───── Data for the task ─────
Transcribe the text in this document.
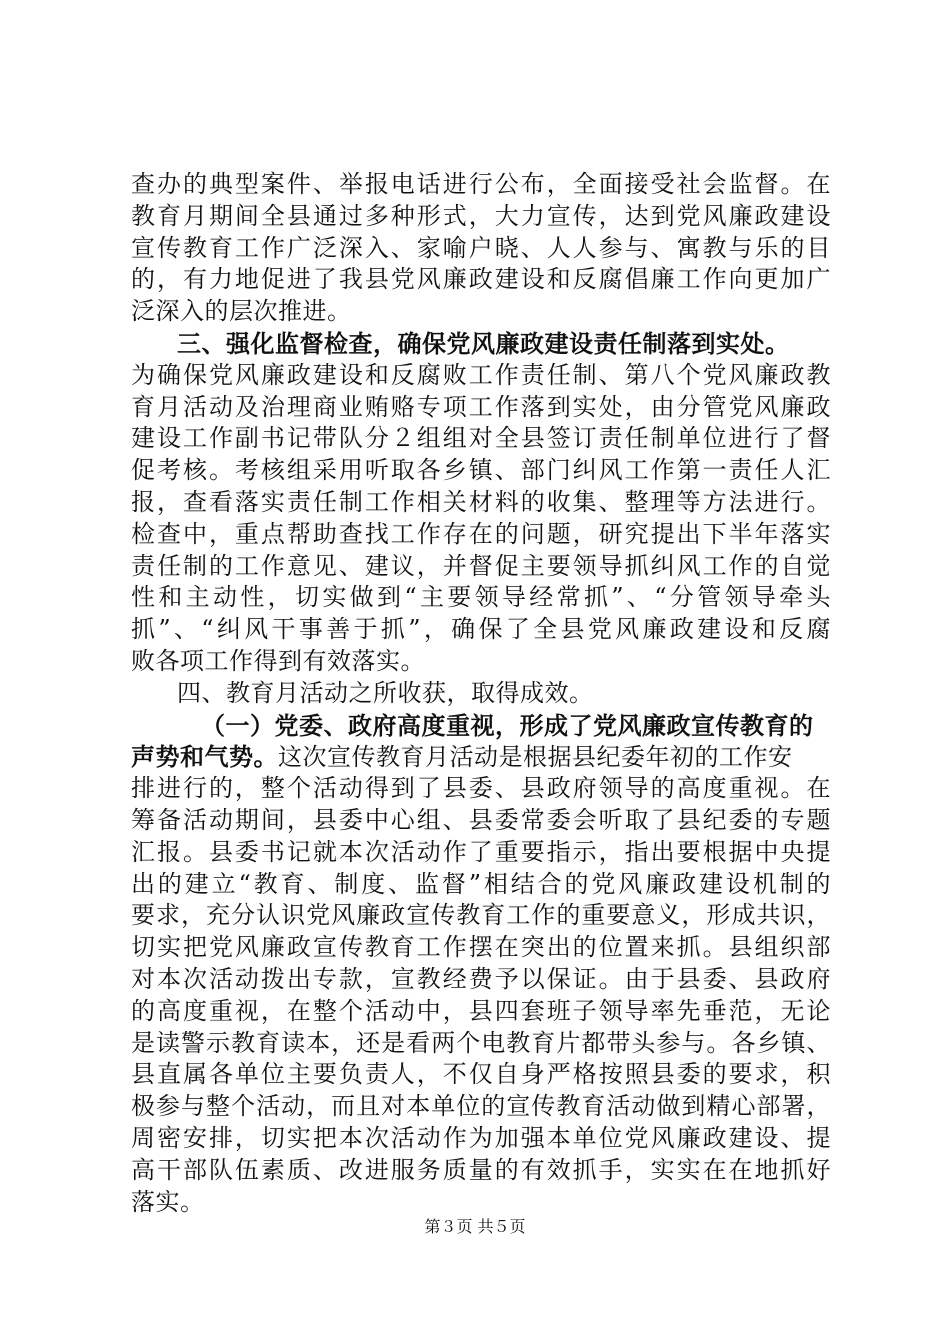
查办的典型案件、举报电话进行公布，全面接受社会监督。在
教育月期间全县通过多种形式，大力宣传，达到党风廉政建设
宣传教育工作广泛深入、家喻户晓、人人参与、寓教与乐的目
的，有力地促进了我县党风廉政建设和反腐倡廉工作向更加广
泛深入的层次推进。
三、强化监督检查，确保党风廉政建设责任制落到实处。
为确保党风廉政建设和反腐败工作责任制、第八个党风廉政教
育月活动及治理商业贿赂专项工作落到实处，由分管党风廉政
建设工作副书记带队分２组组对全县签订责任制单位进行了督
促考核。考核组采用听取各乡镇、部门纠风工作第一责任人汇
报，查看落实责任制工作相关材料的收集、整理等方法进行。
检查中，重点帮助查找工作存在的问题，研究提出下半年落实
责任制的工作意见、建议，并督促主要领导抓纠风工作的自觉
性和主动性，切实做到“主要领导经常抓”、“分管领导牵头
抓”、“纠风干事善于抓”，确保了全县党风廉政建设和反腐
败各项工作得到有效落实。
四、教育月活动之所收获，取得成效。
（一）党委、政府高度重视，形成了党风廉政宣传教育的
声势和气势。这次宣传教育月活动是根据县纪委年初的工作安
排进行的，整个活动得到了县委、县政府领导的高度重视。在
筹备活动期间，县委中心组、县委常委会听取了县纪委的专题
汇报。县委书记就本次活动作了重要指示，指出要根据中央提
出的建立“教育、制度、监督”相结合的党风廉政建设机制的
要求，充分认识党风廉政宣传教育工作的重要意义，形成共识，
切实把党风廉政宣传教育工作摆在突出的位置来抓。县组织部
对本次活动拨出专款，宣教经费予以保证。由于县委、县政府
的高度重视，在整个活动中，县四套班子领导率先垂范，无论
是读警示教育读本，还是看两个电教育片都带头参与。各乡镇、
县直属各单位主要负责人，不仅自身严格按照县委的要求，积
极参与整个活动，而且对本单位的宣传教育活动做到精心部署，
周密安排，切实把本次活动作为加强本单位党风廉政建设、提
高干部队伍素质、改进服务质量的有效抓手，实实在在地抓好
落实。
第３页 共５页
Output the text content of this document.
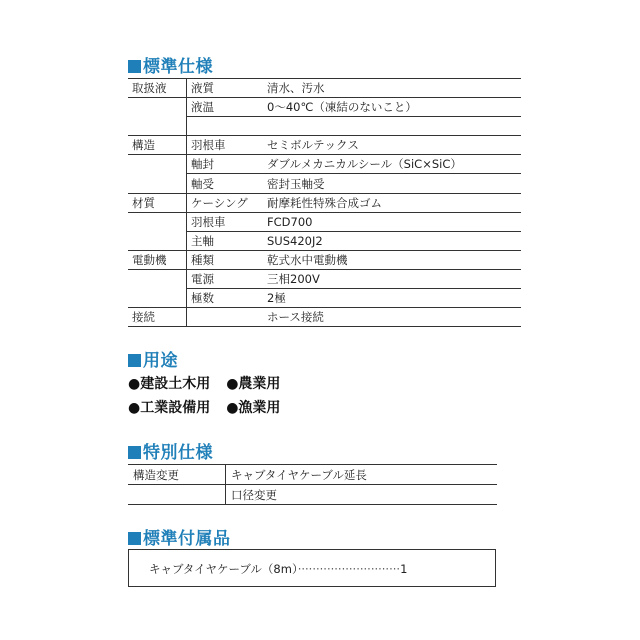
標準仕様
取扱液	液質	清水、汚水
	液温	0～40℃（凍結のないこと）

構造	羽根車	セミボルテックス
	軸封	ダブルメカニカルシール（SiC×SiC）
	軸受	密封玉軸受
材質	ケーシング	耐摩耗性特殊合成ゴム
	羽根車	FCD700
	主軸	SUS420J2
電動機	種類	乾式水中電動機
	電源	三相200V
	極数	2極
接続		ホース接続
用途
●建設土木用 ●農業用
●工業設備用 ●漁業用
特別仕様
構造変更	キャブタイヤケーブル延長
	口径変更
標準付属品
キャブタイヤケーブル（8m）····························1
─────
● **Work to do**
Copy the material above in full and exactly, skipping pictures.

● **Answer to the task**
Transcribe the text in this document.
查办的典型案件、举报电话进行公布，全面接受社会监督。在
教育月期间全县通过多种形式，大力宣传，达到党风廉政建设
宣传教育工作广泛深入、家喻户晓、人人参与、寓教与乐的目
的，有力地促进了我县党风廉政建设和反腐倡廉工作向更加广
泛深入的层次推进。
三、强化监督检查，确保党风廉政建设责任制落到实处。
为确保党风廉政建设和反腐败工作责任制、第八个党风廉政教
育月活动及治理商业贿赂专项工作落到实处，由分管党风廉政
建设工作副书记带队分２组组对全县签订责任制单位进行了督
促考核。考核组采用听取各乡镇、部门纠风工作第一责任人汇
报，查看落实责任制工作相关材料的收集、整理等方法进行。
检查中，重点帮助查找工作存在的问题，研究提出下半年落实
责任制的工作意见、建议，并督促主要领导抓纠风工作的自觉
性和主动性，切实做到“主要领导经常抓”、“分管领导牵头
抓”、“纠风干事善于抓”，确保了全县党风廉政建设和反腐
败各项工作得到有效落实。
四、教育月活动之所收获，取得成效。
（一）党委、政府高度重视，形成了党风廉政宣传教育的
声势和气势。这次宣传教育月活动是根据县纪委年初的工作安
排进行的，整个活动得到了县委、县政府领导的高度重视。在
筹备活动期间，县委中心组、县委常委会听取了县纪委的专题
汇报。县委书记就本次活动作了重要指示，指出要根据中央提
出的建立“教育、制度、监督”相结合的党风廉政建设机制的
要求，充分认识党风廉政宣传教育工作的重要意义，形成共识，
切实把党风廉政宣传教育工作摆在突出的位置来抓。县组织部
对本次活动拨出专款，宣教经费予以保证。由于县委、县政府
的高度重视，在整个活动中，县四套班子领导率先垂范，无论
是读警示教育读本，还是看两个电教育片都带头参与。各乡镇、
县直属各单位主要负责人，不仅自身严格按照县委的要求，积
极参与整个活动，而且对本单位的宣传教育活动做到精心部署，
周密安排，切实把本次活动作为加强本单位党风廉政建设、提
高干部队伍素质、改进服务质量的有效抓手，实实在在地抓好
落实。
第３页 共５页
Output the text content of this document.
標準仕様
取扱液	液質	清水、汚水
	液温	0～40℃（凍結のないこと）

構造	羽根車	セミボルテックス
	軸封	ダブルメカニカルシール（SiC×SiC）
	軸受	密封玉軸受
材質	ケーシング	耐摩耗性特殊合成ゴム
	羽根車	FCD700
	主軸	SUS420J2
電動機	種類	乾式水中電動機
	電源	三相200V
	極数	2極
接続		ホース接続
用途
●建設土木用 ●農業用
●工業設備用 ●漁業用
特別仕様
構造変更	キャブタイヤケーブル延長
	口径変更
標準付属品
キャブタイヤケーブル（8m）····························1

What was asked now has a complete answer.